[Region and label listings]
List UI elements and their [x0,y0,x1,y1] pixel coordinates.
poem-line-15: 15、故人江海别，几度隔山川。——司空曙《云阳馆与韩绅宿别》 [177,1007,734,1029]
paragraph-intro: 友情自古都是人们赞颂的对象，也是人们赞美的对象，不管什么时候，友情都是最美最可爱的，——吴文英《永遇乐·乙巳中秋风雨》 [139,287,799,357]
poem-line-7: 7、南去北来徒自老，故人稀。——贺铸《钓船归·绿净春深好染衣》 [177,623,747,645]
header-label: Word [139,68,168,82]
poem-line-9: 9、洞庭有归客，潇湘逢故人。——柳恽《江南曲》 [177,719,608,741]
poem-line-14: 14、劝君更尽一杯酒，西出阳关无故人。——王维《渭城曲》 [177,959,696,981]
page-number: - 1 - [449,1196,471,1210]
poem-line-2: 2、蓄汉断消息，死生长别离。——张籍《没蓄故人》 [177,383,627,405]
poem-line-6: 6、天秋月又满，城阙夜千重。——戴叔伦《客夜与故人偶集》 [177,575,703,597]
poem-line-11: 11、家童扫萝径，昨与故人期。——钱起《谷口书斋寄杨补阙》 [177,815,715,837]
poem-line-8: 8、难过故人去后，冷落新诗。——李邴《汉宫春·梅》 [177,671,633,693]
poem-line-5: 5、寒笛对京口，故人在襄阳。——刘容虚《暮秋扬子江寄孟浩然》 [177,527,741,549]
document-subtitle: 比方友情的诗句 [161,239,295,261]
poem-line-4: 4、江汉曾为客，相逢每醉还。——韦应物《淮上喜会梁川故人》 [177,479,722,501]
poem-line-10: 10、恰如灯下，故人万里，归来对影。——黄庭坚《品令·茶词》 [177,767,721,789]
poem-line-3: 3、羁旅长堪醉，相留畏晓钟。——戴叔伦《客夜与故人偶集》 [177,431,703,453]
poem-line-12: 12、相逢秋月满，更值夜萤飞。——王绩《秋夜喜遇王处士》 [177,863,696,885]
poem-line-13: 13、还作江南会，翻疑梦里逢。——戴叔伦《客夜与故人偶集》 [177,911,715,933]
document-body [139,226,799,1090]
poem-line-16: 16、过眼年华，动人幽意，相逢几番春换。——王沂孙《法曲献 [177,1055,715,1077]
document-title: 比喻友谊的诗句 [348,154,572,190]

§ Set problem
Rewrite every line of the records above as a numbered list, and leave out any blank lines.

§ The response
1. List UI elements and their [x0,y0,x1,y1] pixel coordinates.
2. poem-line-15: 15、故人江海别，几度隔山川。——司空曙《云阳馆与韩绅宿别》 [177,1007,734,1029]
3. paragraph-intro: 友情自古都是人们赞颂的对象，也是人们赞美的对象，不管什么时候，友情都是最美最可爱的，——吴文英《永遇乐·乙巳中秋风雨》 [139,287,799,357]
4. poem-line-7: 7、南去北来徒自老，故人稀。——贺铸《钓船归·绿净春深好染衣》 [177,623,747,645]
5. header-label: Word [139,68,168,82]
6. poem-line-9: 9、洞庭有归客，潇湘逢故人。——柳恽《江南曲》 [177,719,608,741]
7. poem-line-14: 14、劝君更尽一杯酒，西出阳关无故人。——王维《渭城曲》 [177,959,696,981]
8. page-number: - 1 - [449,1196,471,1210]
9. poem-line-2: 2、蓄汉断消息，死生长别离。——张籍《没蓄故人》 [177,383,627,405]
10. poem-line-6: 6、天秋月又满，城阙夜千重。——戴叔伦《客夜与故人偶集》 [177,575,703,597]
11. poem-line-11: 11、家童扫萝径，昨与故人期。——钱起《谷口书斋寄杨补阙》 [177,815,715,837]
12. poem-line-8: 8、难过故人去后，冷落新诗。——李邴《汉宫春·梅》 [177,671,633,693]
13. poem-line-5: 5、寒笛对京口，故人在襄阳。——刘容虚《暮秋扬子江寄孟浩然》 [177,527,741,549]
14. document-subtitle: 比方友情的诗句 [161,239,295,261]
15. poem-line-4: 4、江汉曾为客，相逢每醉还。——韦应物《淮上喜会梁川故人》 [177,479,722,501]
16. poem-line-10: 10、恰如灯下，故人万里，归来对影。——黄庭坚《品令·茶词》 [177,767,721,789]
17. poem-line-3: 3、羁旅长堪醉，相留畏晓钟。——戴叔伦《客夜与故人偶集》 [177,431,703,453]
18. poem-line-12: 12、相逢秋月满，更值夜萤飞。——王绩《秋夜喜遇王处士》 [177,863,696,885]
19. poem-line-13: 13、还作江南会，翻疑梦里逢。——戴叔伦《客夜与故人偶集》 [177,911,715,933]
20. document-body [139,226,799,1090]
21. poem-line-16: 16、过眼年华，动人幽意，相逢几番春换。——王沂孙《法曲献 [177,1055,715,1077]
22. document-title: 比喻友谊的诗句 [348,154,572,190]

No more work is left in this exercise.